Instruction –
Each record below is to be reproduced without any change.
[start of Given records]
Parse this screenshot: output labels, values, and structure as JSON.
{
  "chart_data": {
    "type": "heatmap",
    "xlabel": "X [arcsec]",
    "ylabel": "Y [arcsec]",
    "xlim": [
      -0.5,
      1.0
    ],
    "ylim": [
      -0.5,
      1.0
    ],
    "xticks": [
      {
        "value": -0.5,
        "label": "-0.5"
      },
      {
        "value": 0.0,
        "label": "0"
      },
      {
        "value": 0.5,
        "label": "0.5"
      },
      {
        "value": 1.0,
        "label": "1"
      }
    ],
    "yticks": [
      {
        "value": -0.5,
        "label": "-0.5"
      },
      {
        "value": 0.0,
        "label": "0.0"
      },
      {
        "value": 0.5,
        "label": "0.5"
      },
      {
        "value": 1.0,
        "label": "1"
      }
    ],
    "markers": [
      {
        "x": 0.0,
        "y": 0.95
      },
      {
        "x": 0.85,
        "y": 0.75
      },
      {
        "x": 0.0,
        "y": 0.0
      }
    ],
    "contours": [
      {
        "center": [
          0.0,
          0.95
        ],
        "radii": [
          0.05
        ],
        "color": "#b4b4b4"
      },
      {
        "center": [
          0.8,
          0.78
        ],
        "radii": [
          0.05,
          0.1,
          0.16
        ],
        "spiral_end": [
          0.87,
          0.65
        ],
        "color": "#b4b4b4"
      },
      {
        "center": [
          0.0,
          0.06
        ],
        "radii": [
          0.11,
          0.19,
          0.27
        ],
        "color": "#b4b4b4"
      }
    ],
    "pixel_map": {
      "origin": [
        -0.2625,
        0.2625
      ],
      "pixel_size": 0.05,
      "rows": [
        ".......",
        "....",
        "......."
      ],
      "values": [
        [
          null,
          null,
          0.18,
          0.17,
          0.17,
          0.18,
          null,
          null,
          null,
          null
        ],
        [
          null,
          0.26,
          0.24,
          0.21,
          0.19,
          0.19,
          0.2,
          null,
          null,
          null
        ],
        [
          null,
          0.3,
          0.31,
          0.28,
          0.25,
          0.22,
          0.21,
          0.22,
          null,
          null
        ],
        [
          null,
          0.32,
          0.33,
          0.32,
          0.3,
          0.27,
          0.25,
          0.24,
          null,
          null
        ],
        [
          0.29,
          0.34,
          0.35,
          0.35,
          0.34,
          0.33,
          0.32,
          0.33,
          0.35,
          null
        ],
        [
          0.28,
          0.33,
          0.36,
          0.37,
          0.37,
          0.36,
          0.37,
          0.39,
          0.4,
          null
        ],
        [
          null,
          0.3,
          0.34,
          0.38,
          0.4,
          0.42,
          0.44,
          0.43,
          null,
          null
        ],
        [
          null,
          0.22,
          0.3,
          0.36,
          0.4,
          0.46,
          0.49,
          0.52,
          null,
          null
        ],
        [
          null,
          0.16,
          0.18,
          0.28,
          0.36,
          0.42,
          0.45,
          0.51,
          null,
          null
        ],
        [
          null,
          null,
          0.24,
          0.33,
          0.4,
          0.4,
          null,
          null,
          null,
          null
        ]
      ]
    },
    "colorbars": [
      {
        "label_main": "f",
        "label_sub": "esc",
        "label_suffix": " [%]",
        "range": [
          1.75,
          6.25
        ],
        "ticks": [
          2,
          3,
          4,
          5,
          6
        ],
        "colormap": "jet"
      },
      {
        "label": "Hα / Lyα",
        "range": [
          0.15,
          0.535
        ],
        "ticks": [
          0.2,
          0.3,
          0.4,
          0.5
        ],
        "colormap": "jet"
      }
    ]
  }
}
[end of Given records]
Expected answer –
Parse this screenshot: output labels, values, and structure as JSON.
{
  "chart_data": {
    "type": "heatmap",
    "xlabel": "X [arcsec]",
    "ylabel": "Y [arcsec]",
    "xlim": [
      -0.5,
      1.0
    ],
    "ylim": [
      -0.5,
      1.0
    ],
    "xticks": [
      {
        "value": -0.5,
        "label": "-0.5"
      },
      {
        "value": 0.0,
        "label": "0"
      },
      {
        "value": 0.5,
        "label": "0.5"
      },
      {
        "value": 1.0,
        "label": "1"
      }
    ],
    "yticks": [
      {
        "value": -0.5,
        "label": "-0.5"
      },
      {
        "value": 0.0,
        "label": "0.0"
      },
      {
        "value": 0.5,
        "label": "0.5"
      },
      {
        "value": 1.0,
        "label": "1"
      }
    ],
    "markers": [
      {
        "x": 0.0,
        "y": 0.95
      },
      {
        "x": 0.85,
        "y": 0.75
      },
      {
        "x": 0.0,
        "y": 0.0
      }
    ],
    "contours": [
      {
        "center": [
          0.0,
          0.95
        ],
        "radii": [
          0.05
        ],
        "color": "#b4b4b4"
      },
      {
        "center": [
          0.8,
          0.78
        ],
        "radii": [
          0.05,
          0.1,
          0.16
        ],
        "spiral_end": [
          0.87,
          0.65
        ],
        "color": "#b4b4b4"
      },
      {
        "center": [
          0.0,
          0.06
        ],
        "radii": [
          0.11,
          0.19,
          0.27
        ],
        "color": "#b4b4b4"
      }
    ],
    "pixel_map": {
      "origin": [
        -0.2625,
        0.2625
      ],
      "pixel_size": 0.05,
      "rows": [
        ".......",
        "....",
        "......."
      ],
      "values": [
        [
          null,
          null,
          0.18,
          0.17,
          0.17,
          0.18,
          null,
          null,
          null,
          null
        ],
        [
          null,
          0.26,
          0.24,
          0.21,
          0.19,
          0.19,
          0.2,
          null,
          null,
          null
        ],
        [
          null,
          0.3,
          0.31,
          0.28,
          0.25,
          0.22,
          0.21,
          0.22,
          null,
          null
        ],
        [
          null,
          0.32,
          0.33,
          0.32,
          0.3,
          0.27,
          0.25,
          0.24,
          null,
          null
        ],
        [
          0.29,
          0.34,
          0.35,
          0.35,
          0.34,
          0.33,
          0.32,
          0.33,
          0.35,
          null
        ],
        [
          0.28,
          0.33,
          0.36,
          0.37,
          0.37,
          0.36,
          0.37,
          0.39,
          0.4,
          null
        ],
        [
          null,
          0.3,
          0.34,
          0.38,
          0.4,
          0.42,
          0.44,
          0.43,
          null,
          null
        ],
        [
          null,
          0.22,
          0.3,
          0.36,
          0.4,
          0.46,
          0.49,
          0.52,
          null,
          null
        ],
        [
          null,
          0.16,
          0.18,
          0.28,
          0.36,
          0.42,
          0.45,
          0.51,
          null,
          null
        ],
        [
          null,
          null,
          0.24,
          0.33,
          0.4,
          0.4,
          null,
          null,
          null,
          null
        ]
      ]
    },
    "colorbars": [
      {
        "label_main": "f",
        "label_sub": "esc",
        "label_suffix": " [%]",
        "range": [
          1.75,
          6.25
        ],
        "ticks": [
          2,
          3,
          4,
          5,
          6
        ],
        "colormap": "jet"
      },
      {
        "label": "Hα / Lyα",
        "range": [
          0.15,
          0.535
        ],
        "ticks": [
          0.2,
          0.3,
          0.4,
          0.5
        ],
        "colormap": "jet"
      }
    ]
  }
}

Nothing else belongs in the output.